RECORDS TO PROCESS
+ + + +

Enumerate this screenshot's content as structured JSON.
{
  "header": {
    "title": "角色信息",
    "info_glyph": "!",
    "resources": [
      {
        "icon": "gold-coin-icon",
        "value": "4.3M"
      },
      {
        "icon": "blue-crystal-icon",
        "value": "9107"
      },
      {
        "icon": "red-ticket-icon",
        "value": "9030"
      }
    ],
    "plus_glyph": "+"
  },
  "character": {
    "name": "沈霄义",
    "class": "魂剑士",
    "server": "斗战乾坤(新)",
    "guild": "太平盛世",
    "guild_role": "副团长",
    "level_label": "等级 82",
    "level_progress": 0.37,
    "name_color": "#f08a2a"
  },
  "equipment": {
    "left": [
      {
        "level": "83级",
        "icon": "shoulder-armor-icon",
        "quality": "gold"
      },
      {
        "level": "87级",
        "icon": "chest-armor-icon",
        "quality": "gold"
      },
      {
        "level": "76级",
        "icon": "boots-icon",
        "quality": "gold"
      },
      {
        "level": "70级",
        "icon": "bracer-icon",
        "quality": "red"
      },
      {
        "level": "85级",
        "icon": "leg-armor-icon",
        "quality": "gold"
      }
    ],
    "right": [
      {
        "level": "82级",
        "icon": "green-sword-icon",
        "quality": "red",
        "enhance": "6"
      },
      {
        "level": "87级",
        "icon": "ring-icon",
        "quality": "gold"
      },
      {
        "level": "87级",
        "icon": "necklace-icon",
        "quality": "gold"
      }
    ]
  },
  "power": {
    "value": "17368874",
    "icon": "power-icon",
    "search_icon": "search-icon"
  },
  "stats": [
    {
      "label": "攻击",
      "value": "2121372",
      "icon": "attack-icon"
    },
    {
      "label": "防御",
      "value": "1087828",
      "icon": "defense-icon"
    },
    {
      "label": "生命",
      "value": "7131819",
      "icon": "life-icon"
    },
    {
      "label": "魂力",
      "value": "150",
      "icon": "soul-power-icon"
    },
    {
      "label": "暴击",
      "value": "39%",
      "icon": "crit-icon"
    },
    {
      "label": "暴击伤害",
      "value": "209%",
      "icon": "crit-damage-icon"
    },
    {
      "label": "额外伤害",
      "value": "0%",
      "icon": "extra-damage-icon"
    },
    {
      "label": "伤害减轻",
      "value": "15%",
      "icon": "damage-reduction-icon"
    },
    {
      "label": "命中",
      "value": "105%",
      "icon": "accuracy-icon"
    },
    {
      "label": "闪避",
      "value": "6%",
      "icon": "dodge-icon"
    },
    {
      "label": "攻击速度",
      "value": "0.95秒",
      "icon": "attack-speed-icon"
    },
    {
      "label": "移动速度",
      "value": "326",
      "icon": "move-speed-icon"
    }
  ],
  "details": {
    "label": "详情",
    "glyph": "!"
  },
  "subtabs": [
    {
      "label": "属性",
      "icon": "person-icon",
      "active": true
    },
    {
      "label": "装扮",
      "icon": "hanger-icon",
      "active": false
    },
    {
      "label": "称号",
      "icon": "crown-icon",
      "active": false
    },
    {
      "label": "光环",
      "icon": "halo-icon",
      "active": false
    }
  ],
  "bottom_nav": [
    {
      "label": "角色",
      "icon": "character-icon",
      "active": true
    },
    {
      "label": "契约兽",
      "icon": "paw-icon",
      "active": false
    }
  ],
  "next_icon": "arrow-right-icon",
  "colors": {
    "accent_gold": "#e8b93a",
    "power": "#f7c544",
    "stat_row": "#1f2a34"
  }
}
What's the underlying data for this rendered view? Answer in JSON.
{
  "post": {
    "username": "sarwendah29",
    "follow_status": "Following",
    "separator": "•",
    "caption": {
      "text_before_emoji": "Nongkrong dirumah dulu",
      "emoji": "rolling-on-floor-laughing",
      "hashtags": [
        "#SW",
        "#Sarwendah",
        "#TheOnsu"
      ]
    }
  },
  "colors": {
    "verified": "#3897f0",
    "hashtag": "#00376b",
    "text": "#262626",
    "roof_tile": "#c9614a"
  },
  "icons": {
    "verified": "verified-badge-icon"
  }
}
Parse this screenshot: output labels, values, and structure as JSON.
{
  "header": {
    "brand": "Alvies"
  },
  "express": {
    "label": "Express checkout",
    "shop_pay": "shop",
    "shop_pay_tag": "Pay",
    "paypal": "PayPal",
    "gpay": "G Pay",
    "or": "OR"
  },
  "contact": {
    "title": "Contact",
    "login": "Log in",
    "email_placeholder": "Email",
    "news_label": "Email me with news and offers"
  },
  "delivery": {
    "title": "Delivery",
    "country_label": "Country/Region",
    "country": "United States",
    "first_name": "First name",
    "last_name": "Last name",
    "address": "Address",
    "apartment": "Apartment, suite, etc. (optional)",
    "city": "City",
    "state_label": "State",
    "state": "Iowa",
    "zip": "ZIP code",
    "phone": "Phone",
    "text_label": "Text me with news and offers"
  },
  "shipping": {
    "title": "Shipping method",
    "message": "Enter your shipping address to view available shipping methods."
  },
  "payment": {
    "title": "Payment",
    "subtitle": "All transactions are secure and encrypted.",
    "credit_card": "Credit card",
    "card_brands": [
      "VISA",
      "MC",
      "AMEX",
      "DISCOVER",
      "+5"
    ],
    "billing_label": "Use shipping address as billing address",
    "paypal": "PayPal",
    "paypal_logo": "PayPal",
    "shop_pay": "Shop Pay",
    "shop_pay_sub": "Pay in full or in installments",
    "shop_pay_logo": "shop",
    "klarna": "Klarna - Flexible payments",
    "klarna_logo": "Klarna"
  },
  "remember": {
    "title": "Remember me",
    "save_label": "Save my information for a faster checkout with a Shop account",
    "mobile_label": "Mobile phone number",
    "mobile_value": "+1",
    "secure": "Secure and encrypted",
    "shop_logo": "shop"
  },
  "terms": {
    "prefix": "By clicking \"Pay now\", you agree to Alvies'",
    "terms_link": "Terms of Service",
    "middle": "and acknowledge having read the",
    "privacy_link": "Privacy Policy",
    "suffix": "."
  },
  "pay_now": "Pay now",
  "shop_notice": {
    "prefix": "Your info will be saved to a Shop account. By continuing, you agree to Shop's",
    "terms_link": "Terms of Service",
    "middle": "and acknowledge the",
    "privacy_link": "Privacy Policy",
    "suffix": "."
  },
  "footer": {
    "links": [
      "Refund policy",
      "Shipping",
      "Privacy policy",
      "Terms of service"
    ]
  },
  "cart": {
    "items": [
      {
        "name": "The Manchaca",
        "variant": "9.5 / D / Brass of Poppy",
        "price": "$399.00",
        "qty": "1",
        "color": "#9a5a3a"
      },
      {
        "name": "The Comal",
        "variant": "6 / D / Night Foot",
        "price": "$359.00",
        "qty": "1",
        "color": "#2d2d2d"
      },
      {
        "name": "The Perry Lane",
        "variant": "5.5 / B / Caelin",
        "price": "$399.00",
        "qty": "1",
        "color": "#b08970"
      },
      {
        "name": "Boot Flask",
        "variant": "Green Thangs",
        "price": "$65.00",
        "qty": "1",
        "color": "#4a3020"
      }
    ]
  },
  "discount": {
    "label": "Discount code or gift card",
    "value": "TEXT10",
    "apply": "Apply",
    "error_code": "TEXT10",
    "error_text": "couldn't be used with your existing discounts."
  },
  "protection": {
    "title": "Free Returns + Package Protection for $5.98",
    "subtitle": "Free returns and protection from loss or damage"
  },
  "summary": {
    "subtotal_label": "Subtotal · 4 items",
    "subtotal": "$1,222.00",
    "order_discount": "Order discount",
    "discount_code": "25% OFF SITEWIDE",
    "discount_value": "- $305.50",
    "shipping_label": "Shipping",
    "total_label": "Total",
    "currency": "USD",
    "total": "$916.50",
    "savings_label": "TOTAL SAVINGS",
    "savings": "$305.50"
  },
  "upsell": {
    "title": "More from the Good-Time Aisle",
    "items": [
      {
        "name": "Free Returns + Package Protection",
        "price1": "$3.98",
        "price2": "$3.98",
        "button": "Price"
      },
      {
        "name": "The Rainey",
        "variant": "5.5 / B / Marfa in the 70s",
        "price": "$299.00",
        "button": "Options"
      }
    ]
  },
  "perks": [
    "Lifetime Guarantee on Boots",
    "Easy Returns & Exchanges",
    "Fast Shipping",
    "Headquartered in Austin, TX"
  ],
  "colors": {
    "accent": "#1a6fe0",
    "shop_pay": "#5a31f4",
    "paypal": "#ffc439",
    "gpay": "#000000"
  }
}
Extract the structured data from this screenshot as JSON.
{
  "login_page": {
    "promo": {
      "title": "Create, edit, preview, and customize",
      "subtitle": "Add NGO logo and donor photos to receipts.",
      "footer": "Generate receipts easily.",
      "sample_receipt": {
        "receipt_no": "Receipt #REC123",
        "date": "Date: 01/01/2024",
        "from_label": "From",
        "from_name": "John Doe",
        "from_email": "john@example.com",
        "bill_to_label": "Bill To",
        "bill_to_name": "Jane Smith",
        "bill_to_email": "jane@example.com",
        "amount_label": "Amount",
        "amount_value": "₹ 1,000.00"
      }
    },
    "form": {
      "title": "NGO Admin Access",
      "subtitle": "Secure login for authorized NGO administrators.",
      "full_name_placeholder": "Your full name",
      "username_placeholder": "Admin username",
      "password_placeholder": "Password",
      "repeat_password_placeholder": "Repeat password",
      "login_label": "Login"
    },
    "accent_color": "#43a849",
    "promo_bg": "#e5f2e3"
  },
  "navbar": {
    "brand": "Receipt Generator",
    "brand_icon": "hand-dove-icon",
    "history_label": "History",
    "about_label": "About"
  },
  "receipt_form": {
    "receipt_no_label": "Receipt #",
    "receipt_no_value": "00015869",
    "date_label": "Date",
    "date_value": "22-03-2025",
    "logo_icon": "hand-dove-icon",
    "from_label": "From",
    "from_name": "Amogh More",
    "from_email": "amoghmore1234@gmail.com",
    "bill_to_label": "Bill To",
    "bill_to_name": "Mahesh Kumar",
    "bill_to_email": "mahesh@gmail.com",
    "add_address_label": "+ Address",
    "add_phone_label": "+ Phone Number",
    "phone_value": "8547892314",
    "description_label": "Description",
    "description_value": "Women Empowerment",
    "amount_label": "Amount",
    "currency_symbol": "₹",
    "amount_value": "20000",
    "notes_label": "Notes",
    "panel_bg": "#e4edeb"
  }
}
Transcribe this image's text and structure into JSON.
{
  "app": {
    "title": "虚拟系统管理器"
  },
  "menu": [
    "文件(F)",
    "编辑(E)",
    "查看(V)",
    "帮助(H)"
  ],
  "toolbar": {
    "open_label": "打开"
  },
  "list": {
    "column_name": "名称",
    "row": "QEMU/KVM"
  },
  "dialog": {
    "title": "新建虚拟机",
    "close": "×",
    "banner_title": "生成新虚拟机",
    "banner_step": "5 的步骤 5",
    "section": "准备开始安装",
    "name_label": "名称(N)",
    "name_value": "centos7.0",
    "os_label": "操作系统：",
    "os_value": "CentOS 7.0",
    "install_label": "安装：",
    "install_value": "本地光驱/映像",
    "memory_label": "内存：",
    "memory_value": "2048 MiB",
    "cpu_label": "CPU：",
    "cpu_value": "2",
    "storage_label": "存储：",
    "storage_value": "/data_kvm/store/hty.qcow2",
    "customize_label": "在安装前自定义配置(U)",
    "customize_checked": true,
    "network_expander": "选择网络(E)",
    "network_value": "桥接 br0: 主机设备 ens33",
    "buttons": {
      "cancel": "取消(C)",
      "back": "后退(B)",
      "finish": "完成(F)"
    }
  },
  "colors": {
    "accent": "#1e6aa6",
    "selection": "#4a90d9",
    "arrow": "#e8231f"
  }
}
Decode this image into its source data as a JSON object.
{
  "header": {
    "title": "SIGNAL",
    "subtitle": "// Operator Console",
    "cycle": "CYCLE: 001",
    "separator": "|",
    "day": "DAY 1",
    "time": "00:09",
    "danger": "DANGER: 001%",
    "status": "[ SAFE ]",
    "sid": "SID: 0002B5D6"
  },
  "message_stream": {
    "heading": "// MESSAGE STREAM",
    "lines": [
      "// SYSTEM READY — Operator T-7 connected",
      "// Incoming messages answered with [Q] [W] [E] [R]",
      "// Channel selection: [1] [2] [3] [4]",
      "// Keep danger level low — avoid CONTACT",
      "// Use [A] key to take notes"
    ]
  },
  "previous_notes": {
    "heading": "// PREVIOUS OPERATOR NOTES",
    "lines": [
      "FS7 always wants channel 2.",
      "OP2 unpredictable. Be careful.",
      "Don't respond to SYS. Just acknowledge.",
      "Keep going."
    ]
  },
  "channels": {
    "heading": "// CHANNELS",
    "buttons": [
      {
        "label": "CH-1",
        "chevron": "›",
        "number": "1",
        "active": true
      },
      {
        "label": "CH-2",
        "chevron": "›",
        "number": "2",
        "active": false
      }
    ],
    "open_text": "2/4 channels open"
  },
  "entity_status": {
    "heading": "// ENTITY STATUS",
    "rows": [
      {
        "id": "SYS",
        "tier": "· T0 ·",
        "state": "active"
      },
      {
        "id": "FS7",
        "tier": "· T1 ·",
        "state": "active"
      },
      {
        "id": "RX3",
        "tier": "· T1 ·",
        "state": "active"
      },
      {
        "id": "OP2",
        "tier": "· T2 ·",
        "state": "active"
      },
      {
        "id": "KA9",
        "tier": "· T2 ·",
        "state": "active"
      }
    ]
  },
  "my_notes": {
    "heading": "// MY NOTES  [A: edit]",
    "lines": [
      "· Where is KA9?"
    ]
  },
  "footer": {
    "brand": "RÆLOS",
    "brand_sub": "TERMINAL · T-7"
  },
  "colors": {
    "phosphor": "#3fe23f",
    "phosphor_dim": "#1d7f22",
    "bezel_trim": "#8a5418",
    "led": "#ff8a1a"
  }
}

+ + + +

EXERCISE GOAL
Return all the lines that contain the string "verified".

WRITTEN ANSWER
    "verified": "#3897f0",
    "verified": "verified-badge-icon"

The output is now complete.